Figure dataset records
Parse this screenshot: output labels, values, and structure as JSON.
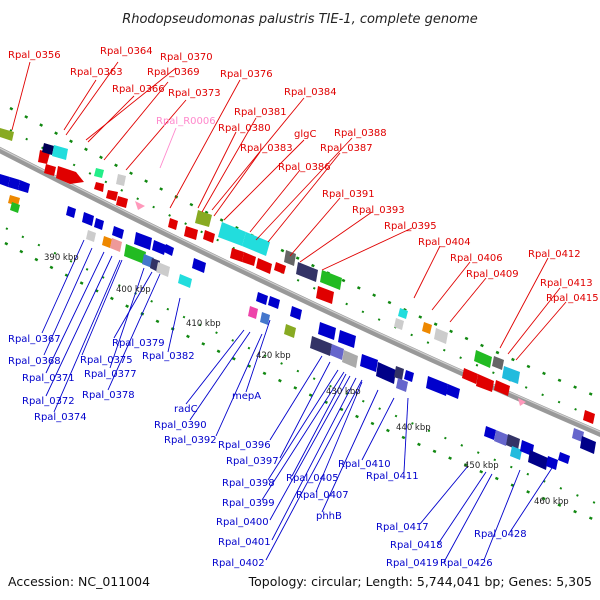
{
  "title": "Rhodopseudomonas palustris TIE-1, complete genome",
  "accession": "Accession: NC_011004",
  "topology": "Topology: circular; Length: 5,744,041 bp; Genes: 5,305",
  "kbp_ticks": [
    "390 kbp",
    "400 kbp",
    "410 kbp",
    "420 kbp",
    "430 kbp",
    "440 kbp",
    "450 kbp",
    "460 kbp"
  ],
  "top_labels": [
    "Rpal_0356",
    "Rpal_0364",
    "Rpal_0370",
    "Rpal_0363",
    "Rpal_0369",
    "Rpal_0376",
    "Rpal_0366",
    "Rpal_0373",
    "Rpal_0384",
    "Rpal_0381",
    "Rpal_R0006",
    "Rpal_0380",
    "glgC",
    "Rpal_0388",
    "Rpal_0383",
    "Rpal_0387",
    "Rpal_0386",
    "Rpal_0391",
    "Rpal_0393",
    "Rpal_0395",
    "Rpal_0404",
    "Rpal_0406",
    "Rpal_0412",
    "Rpal_0409",
    "Rpal_0413",
    "Rpal_0415"
  ],
  "bottom_labels": [
    "Rpal_0367",
    "Rpal_0368",
    "Rpal_0379",
    "Rpal_0382",
    "Rpal_0375",
    "Rpal_0371",
    "Rpal_0377",
    "Rpal_0372",
    "Rpal_0378",
    "Rpal_0374",
    "mepA",
    "radC",
    "Rpal_0390",
    "Rpal_0392",
    "Rpal_0396",
    "Rpal_0397",
    "Rpal_0410",
    "Rpal_0405",
    "Rpal_0411",
    "Rpal_0398",
    "Rpal_0407",
    "Rpal_0399",
    "phhB",
    "Rpal_0400",
    "Rpal_0417",
    "Rpal_0401",
    "Rpal_0428",
    "Rpal_0418",
    "Rpal_0402",
    "Rpal_0419",
    "Rpal_0426"
  ],
  "colors": {
    "backbone": "#999999",
    "forward_label": "#e00000",
    "reverse_label": "#0000cc",
    "rna_label": "#ff88cc",
    "grid_dot": "#118811"
  }
}
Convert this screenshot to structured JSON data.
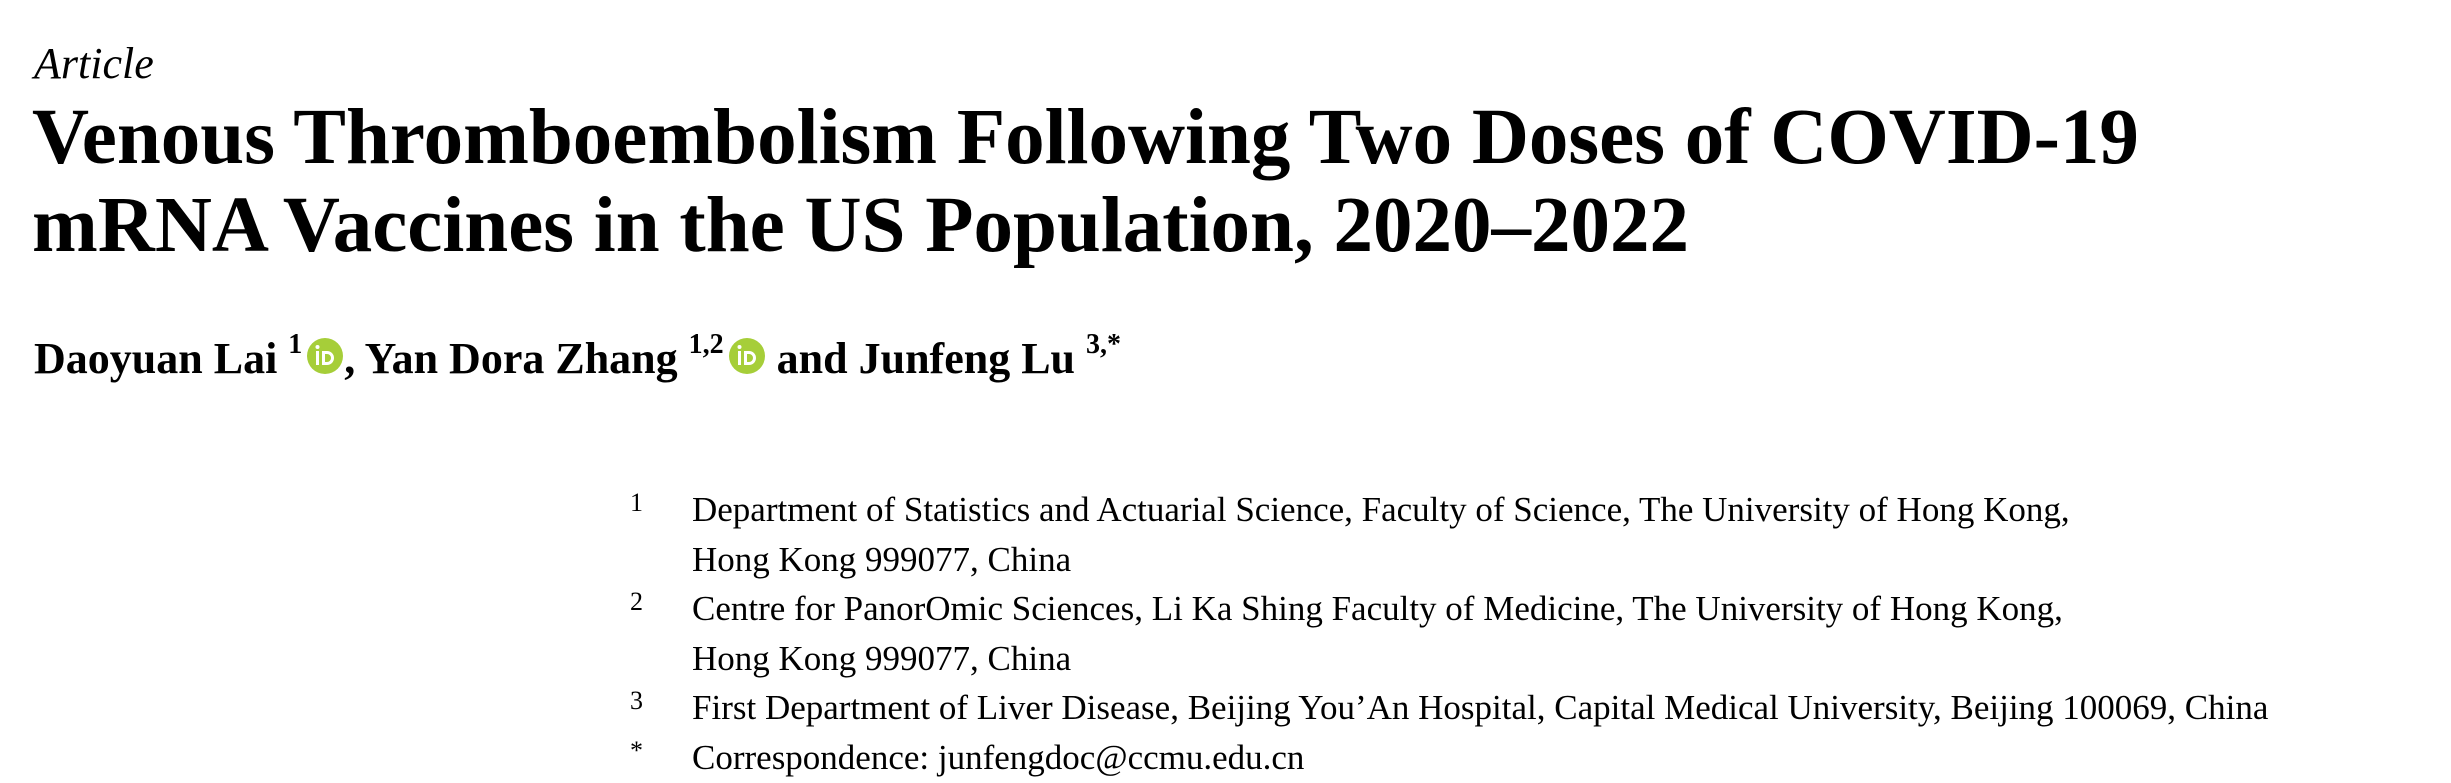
{
  "header": {
    "label": "Article",
    "title": [
      "Venous Thromboembolism Following Two Doses of COVID-19",
      "mRNA Vaccines in the US Population, 2020–2022"
    ]
  },
  "authors": [
    {
      "name": "Daoyuan Lai",
      "sup": "1",
      "orcid": true,
      "after": ","
    },
    {
      "name": "Yan Dora Zhang",
      "sup": "1,2",
      "orcid": true,
      "after": "and"
    },
    {
      "name": "Junfeng Lu",
      "sup": "3,*",
      "orcid": false
    }
  ],
  "affiliations": [
    {
      "marker": "1",
      "lines": [
        "Department of Statistics and Actuarial Science, Faculty of Science, The University of Hong Kong,",
        "Hong Kong 999077, China"
      ]
    },
    {
      "marker": "2",
      "lines": [
        "Centre for PanorOmic Sciences, Li Ka Shing Faculty of Medicine, The University of Hong Kong,",
        "Hong Kong 999077, China"
      ]
    },
    {
      "marker": "3",
      "lines": [
        "First Department of Liver Disease, Beijing You’An Hospital, Capital Medical University, Beijing 100069, China"
      ]
    },
    {
      "marker": "*",
      "lines": [
        "Correspondence: junfengdoc@ccmu.edu.cn"
      ]
    }
  ]
}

_About this task_. Return the entries verbatim without images.

_Output of the exercise_.
Parse this screenshot: output labels, values, and structure as JSON.
{
  "title": "Rhodopseudomonas palustris TIE-1, complete genome",
  "accession": "Accession: NC_011004",
  "topology": "Topology: circular; Length: 5,744,041 bp; Genes: 5,305",
  "kbp_ticks": [
    "390 kbp",
    "400 kbp",
    "410 kbp",
    "420 kbp",
    "430 kbp",
    "440 kbp",
    "450 kbp",
    "460 kbp"
  ],
  "top_labels": [
    "Rpal_0356",
    "Rpal_0364",
    "Rpal_0370",
    "Rpal_0363",
    "Rpal_0369",
    "Rpal_0376",
    "Rpal_0366",
    "Rpal_0373",
    "Rpal_0384",
    "Rpal_0381",
    "Rpal_R0006",
    "Rpal_0380",
    "glgC",
    "Rpal_0388",
    "Rpal_0383",
    "Rpal_0387",
    "Rpal_0386",
    "Rpal_0391",
    "Rpal_0393",
    "Rpal_0395",
    "Rpal_0404",
    "Rpal_0406",
    "Rpal_0412",
    "Rpal_0409",
    "Rpal_0413",
    "Rpal_0415"
  ],
  "bottom_labels": [
    "Rpal_0367",
    "Rpal_0368",
    "Rpal_0379",
    "Rpal_0382",
    "Rpal_0375",
    "Rpal_0371",
    "Rpal_0377",
    "Rpal_0372",
    "Rpal_0378",
    "Rpal_0374",
    "mepA",
    "radC",
    "Rpal_0390",
    "Rpal_0392",
    "Rpal_0396",
    "Rpal_0397",
    "Rpal_0410",
    "Rpal_0405",
    "Rpal_0411",
    "Rpal_0398",
    "Rpal_0407",
    "Rpal_0399",
    "phhB",
    "Rpal_0400",
    "Rpal_0417",
    "Rpal_0401",
    "Rpal_0428",
    "Rpal_0418",
    "Rpal_0402",
    "Rpal_0419",
    "Rpal_0426"
  ],
  "colors": {
    "backbone": "#999999",
    "forward_label": "#e00000",
    "reverse_label": "#0000cc",
    "rna_label": "#ff88cc",
    "grid_dot": "#118811"
  }
}
Convert this screenshot to structured JSON data.
{
  "header": {
    "label": "Article",
    "title": [
      "Venous Thromboembolism Following Two Doses of COVID-19",
      "mRNA Vaccines in the US Population, 2020–2022"
    ]
  },
  "authors": [
    {
      "name": "Daoyuan Lai",
      "sup": "1",
      "orcid": true,
      "after": ","
    },
    {
      "name": "Yan Dora Zhang",
      "sup": "1,2",
      "orcid": true,
      "after": "and"
    },
    {
      "name": "Junfeng Lu",
      "sup": "3,*",
      "orcid": false
    }
  ],
  "affiliations": [
    {
      "marker": "1",
      "lines": [
        "Department of Statistics and Actuarial Science, Faculty of Science, The University of Hong Kong,",
        "Hong Kong 999077, China"
      ]
    },
    {
      "marker": "2",
      "lines": [
        "Centre for PanorOmic Sciences, Li Ka Shing Faculty of Medicine, The University of Hong Kong,",
        "Hong Kong 999077, China"
      ]
    },
    {
      "marker": "3",
      "lines": [
        "First Department of Liver Disease, Beijing You’An Hospital, Capital Medical University, Beijing 100069, China"
      ]
    },
    {
      "marker": "*",
      "lines": [
        "Correspondence: junfengdoc@ccmu.edu.cn"
      ]
    }
  ]
}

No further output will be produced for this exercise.